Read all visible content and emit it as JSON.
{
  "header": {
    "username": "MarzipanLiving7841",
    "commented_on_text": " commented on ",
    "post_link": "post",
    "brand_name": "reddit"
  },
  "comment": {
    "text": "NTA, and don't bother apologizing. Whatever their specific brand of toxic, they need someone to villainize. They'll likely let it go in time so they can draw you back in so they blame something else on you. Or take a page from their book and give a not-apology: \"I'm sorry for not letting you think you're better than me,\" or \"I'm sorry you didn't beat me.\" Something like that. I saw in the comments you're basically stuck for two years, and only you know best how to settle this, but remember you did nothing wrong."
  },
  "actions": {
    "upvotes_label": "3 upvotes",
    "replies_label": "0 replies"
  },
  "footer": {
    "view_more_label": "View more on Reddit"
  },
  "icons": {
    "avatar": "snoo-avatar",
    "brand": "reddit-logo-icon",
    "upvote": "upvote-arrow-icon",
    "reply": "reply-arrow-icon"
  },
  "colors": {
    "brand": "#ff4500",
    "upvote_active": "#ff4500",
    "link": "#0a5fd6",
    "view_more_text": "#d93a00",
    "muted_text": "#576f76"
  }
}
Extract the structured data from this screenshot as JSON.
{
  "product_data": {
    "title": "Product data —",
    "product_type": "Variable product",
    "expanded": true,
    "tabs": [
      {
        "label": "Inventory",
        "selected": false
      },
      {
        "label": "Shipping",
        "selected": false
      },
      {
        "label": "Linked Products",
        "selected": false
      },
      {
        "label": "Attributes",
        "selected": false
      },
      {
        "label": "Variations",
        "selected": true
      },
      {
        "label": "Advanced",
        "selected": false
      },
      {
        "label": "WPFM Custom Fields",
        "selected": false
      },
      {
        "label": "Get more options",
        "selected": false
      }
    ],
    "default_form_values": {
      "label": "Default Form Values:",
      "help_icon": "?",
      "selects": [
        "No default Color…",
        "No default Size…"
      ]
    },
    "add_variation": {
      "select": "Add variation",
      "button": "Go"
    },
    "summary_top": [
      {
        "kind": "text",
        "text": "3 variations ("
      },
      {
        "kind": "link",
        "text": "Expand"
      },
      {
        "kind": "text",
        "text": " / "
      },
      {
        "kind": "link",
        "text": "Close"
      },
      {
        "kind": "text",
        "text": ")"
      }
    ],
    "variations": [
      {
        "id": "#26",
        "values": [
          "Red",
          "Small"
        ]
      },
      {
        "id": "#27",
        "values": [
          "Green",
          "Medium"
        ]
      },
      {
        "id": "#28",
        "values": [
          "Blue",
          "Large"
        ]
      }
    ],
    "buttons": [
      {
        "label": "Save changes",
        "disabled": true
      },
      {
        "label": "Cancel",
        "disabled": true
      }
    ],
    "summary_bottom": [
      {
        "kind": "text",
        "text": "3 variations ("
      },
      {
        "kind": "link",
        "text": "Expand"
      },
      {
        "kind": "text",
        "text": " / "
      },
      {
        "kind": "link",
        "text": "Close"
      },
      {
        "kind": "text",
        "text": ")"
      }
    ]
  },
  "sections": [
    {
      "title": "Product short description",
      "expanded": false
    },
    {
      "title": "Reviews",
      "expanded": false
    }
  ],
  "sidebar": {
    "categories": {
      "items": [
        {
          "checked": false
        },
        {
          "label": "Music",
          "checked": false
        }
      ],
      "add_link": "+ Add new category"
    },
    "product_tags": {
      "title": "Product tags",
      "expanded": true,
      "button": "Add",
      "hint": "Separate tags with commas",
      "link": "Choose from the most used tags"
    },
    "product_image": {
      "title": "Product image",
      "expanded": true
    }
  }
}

--- --- ---

WHAT THE TASK ASKS |
How many lines in the listing above contain "from"? Answer with the number alone.

FINISHED ANSWER |
3